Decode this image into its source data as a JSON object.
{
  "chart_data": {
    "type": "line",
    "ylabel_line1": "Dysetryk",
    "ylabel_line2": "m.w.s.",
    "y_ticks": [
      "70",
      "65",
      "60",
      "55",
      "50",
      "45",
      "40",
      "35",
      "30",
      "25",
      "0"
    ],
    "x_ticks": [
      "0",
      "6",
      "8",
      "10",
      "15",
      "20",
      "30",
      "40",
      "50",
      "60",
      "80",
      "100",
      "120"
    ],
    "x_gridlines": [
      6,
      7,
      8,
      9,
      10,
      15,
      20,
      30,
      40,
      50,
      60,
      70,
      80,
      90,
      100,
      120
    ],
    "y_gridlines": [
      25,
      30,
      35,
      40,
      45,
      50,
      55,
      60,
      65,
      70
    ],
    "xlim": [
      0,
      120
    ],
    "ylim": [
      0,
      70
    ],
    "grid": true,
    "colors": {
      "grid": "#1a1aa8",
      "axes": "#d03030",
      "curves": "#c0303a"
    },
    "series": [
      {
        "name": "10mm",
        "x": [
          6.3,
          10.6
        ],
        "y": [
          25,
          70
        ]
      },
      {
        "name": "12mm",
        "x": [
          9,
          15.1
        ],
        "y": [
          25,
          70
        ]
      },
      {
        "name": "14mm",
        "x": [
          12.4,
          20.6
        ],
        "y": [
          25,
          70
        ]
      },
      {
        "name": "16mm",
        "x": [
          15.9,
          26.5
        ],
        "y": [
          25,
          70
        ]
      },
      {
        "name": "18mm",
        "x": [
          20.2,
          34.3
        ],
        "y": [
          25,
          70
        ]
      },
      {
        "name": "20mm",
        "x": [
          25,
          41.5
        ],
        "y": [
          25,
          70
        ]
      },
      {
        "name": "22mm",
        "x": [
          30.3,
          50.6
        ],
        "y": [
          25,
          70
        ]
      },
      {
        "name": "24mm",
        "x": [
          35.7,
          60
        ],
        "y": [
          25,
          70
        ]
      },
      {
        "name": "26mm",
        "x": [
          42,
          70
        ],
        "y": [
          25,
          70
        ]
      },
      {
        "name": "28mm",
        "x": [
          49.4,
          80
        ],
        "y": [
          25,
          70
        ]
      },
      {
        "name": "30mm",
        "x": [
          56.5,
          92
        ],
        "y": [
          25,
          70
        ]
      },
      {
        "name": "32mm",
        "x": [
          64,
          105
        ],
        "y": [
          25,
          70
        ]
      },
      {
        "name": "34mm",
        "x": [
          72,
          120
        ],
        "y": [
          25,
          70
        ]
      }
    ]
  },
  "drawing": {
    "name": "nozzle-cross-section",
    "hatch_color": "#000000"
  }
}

**Exercise aim:** The entries above must be returned in full, exactly as shown.

**Task response:**
Decode this image into its source data as a JSON object.
{
  "chart_data": {
    "type": "line",
    "ylabel_line1": "Dysetryk",
    "ylabel_line2": "m.w.s.",
    "y_ticks": [
      "70",
      "65",
      "60",
      "55",
      "50",
      "45",
      "40",
      "35",
      "30",
      "25",
      "0"
    ],
    "x_ticks": [
      "0",
      "6",
      "8",
      "10",
      "15",
      "20",
      "30",
      "40",
      "50",
      "60",
      "80",
      "100",
      "120"
    ],
    "x_gridlines": [
      6,
      7,
      8,
      9,
      10,
      15,
      20,
      30,
      40,
      50,
      60,
      70,
      80,
      90,
      100,
      120
    ],
    "y_gridlines": [
      25,
      30,
      35,
      40,
      45,
      50,
      55,
      60,
      65,
      70
    ],
    "xlim": [
      0,
      120
    ],
    "ylim": [
      0,
      70
    ],
    "grid": true,
    "colors": {
      "grid": "#1a1aa8",
      "axes": "#d03030",
      "curves": "#c0303a"
    },
    "series": [
      {
        "name": "10mm",
        "x": [
          6.3,
          10.6
        ],
        "y": [
          25,
          70
        ]
      },
      {
        "name": "12mm",
        "x": [
          9,
          15.1
        ],
        "y": [
          25,
          70
        ]
      },
      {
        "name": "14mm",
        "x": [
          12.4,
          20.6
        ],
        "y": [
          25,
          70
        ]
      },
      {
        "name": "16mm",
        "x": [
          15.9,
          26.5
        ],
        "y": [
          25,
          70
        ]
      },
      {
        "name": "18mm",
        "x": [
          20.2,
          34.3
        ],
        "y": [
          25,
          70
        ]
      },
      {
        "name": "20mm",
        "x": [
          25,
          41.5
        ],
        "y": [
          25,
          70
        ]
      },
      {
        "name": "22mm",
        "x": [
          30.3,
          50.6
        ],
        "y": [
          25,
          70
        ]
      },
      {
        "name": "24mm",
        "x": [
          35.7,
          60
        ],
        "y": [
          25,
          70
        ]
      },
      {
        "name": "26mm",
        "x": [
          42,
          70
        ],
        "y": [
          25,
          70
        ]
      },
      {
        "name": "28mm",
        "x": [
          49.4,
          80
        ],
        "y": [
          25,
          70
        ]
      },
      {
        "name": "30mm",
        "x": [
          56.5,
          92
        ],
        "y": [
          25,
          70
        ]
      },
      {
        "name": "32mm",
        "x": [
          64,
          105
        ],
        "y": [
          25,
          70
        ]
      },
      {
        "name": "34mm",
        "x": [
          72,
          120
        ],
        "y": [
          25,
          70
        ]
      }
    ]
  },
  "drawing": {
    "name": "nozzle-cross-section",
    "hatch_color": "#000000"
  }
}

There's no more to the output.